- _Task requirements_
Return every line of the material below unchanged, but leave out the pictures.

- _Provided data_
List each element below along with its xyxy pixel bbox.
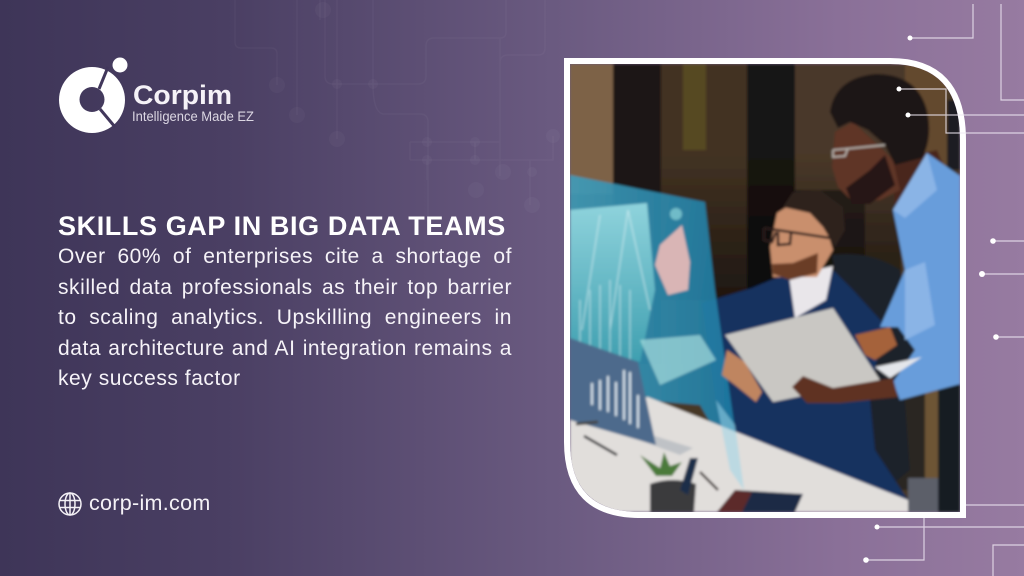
standing man: glasses (833, 145, 885, 157)
body text: key success factor (58, 367, 241, 390)
standing man: neck (894, 150, 942, 202)
holographic chart panel (570, 203, 682, 362)
seated man: hand (722, 350, 762, 402)
office wall and curtains (570, 64, 960, 512)
seated man: hair (783, 190, 845, 247)
potted plant (640, 452, 698, 512)
logo (59, 58, 254, 133)
seated man: suit (702, 270, 908, 500)
standing man: face (832, 122, 900, 202)
lower hologram desk reflection (640, 335, 716, 385)
standing man: right hand (855, 327, 897, 360)
standing man: shirt (880, 153, 960, 400)
body text (58, 245, 512, 390)
body text: to scaling analytics. Upskilling engineers in (58, 306, 512, 329)
laptop keyboard (649, 436, 692, 456)
hologram light beam over desk (716, 400, 744, 490)
office chair (832, 254, 915, 495)
logo wordmark: Corpim (133, 80, 232, 110)
logo tagline: Intelligence Made EZ (132, 109, 254, 124)
photo frame (564, 58, 966, 518)
icon: globe (58, 492, 82, 516)
holographic screen (570, 173, 736, 431)
seated man: face (770, 203, 833, 277)
standing man: hair (830, 74, 929, 165)
body text: skilled data professionals as their top barrier (58, 276, 512, 298)
desk items: pens and phone (576, 422, 803, 512)
standing man: collar and sleeve shading (893, 153, 937, 340)
tablet held by men (725, 308, 880, 402)
body text: data architecture and AI integration remains a (58, 336, 512, 360)
photo: two engineers at holographic display (570, 64, 960, 512)
heading: SKILLS GAP IN BIG DATA TEAMS (58, 211, 506, 241)
white desk (570, 397, 908, 512)
body text: Over 60% of enterprises cite a shortage of (58, 245, 512, 268)
logo mark: ring with dot (59, 58, 128, 133)
seated man: glasses (764, 228, 830, 245)
seated man: shirt (789, 266, 833, 318)
laptop screen (570, 338, 656, 445)
standing man: beard (846, 155, 895, 204)
paper (875, 357, 922, 378)
standing man: arm and hand (792, 376, 898, 403)
website url: corp-im.com (89, 491, 211, 515)
photo white border (567, 61, 963, 515)
hologram hand (655, 225, 690, 295)
seated man: beard (772, 253, 818, 280)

- _Exercise answer_
List each element below along with its xyxy pixel bbox.
standing man: glasses (833, 145, 885, 157)
body text: key success factor (58, 367, 241, 390)
standing man: neck (894, 150, 942, 202)
holographic chart panel (570, 203, 682, 362)
seated man: hand (722, 350, 762, 402)
office wall and curtains (570, 64, 960, 512)
seated man: hair (783, 190, 845, 247)
potted plant (640, 452, 698, 512)
logo (59, 58, 254, 133)
seated man: suit (702, 270, 908, 500)
standing man: face (832, 122, 900, 202)
lower hologram desk reflection (640, 335, 716, 385)
standing man: right hand (855, 327, 897, 360)
standing man: shirt (880, 153, 960, 400)
body text (58, 245, 512, 390)
body text: to scaling analytics. Upskilling engineers in (58, 306, 512, 329)
laptop keyboard (649, 436, 692, 456)
hologram light beam over desk (716, 400, 744, 490)
office chair (832, 254, 915, 495)
logo wordmark: Corpim (133, 80, 232, 110)
logo tagline: Intelligence Made EZ (132, 109, 254, 124)
photo frame (564, 58, 966, 518)
icon: globe (58, 492, 82, 516)
holographic screen (570, 173, 736, 431)
seated man: face (770, 203, 833, 277)
standing man: hair (830, 74, 929, 165)
body text: skilled data professionals as their top barrier (58, 276, 512, 298)
desk items: pens and phone (576, 422, 803, 512)
standing man: collar and sleeve shading (893, 153, 937, 340)
tablet held by men (725, 308, 880, 402)
body text: data architecture and AI integration remains a (58, 336, 512, 360)
photo: two engineers at holographic display (570, 64, 960, 512)
heading: SKILLS GAP IN BIG DATA TEAMS (58, 211, 506, 241)
white desk (570, 397, 908, 512)
body text: Over 60% of enterprises cite a shortage of (58, 245, 512, 268)
logo mark: ring with dot (59, 58, 128, 133)
seated man: glasses (764, 228, 830, 245)
seated man: shirt (789, 266, 833, 318)
laptop screen (570, 338, 656, 445)
standing man: beard (846, 155, 895, 204)
paper (875, 357, 922, 378)
standing man: arm and hand (792, 376, 898, 403)
website url: corp-im.com (89, 491, 211, 515)
photo white border (567, 61, 963, 515)
hologram hand (655, 225, 690, 295)
seated man: beard (772, 253, 818, 280)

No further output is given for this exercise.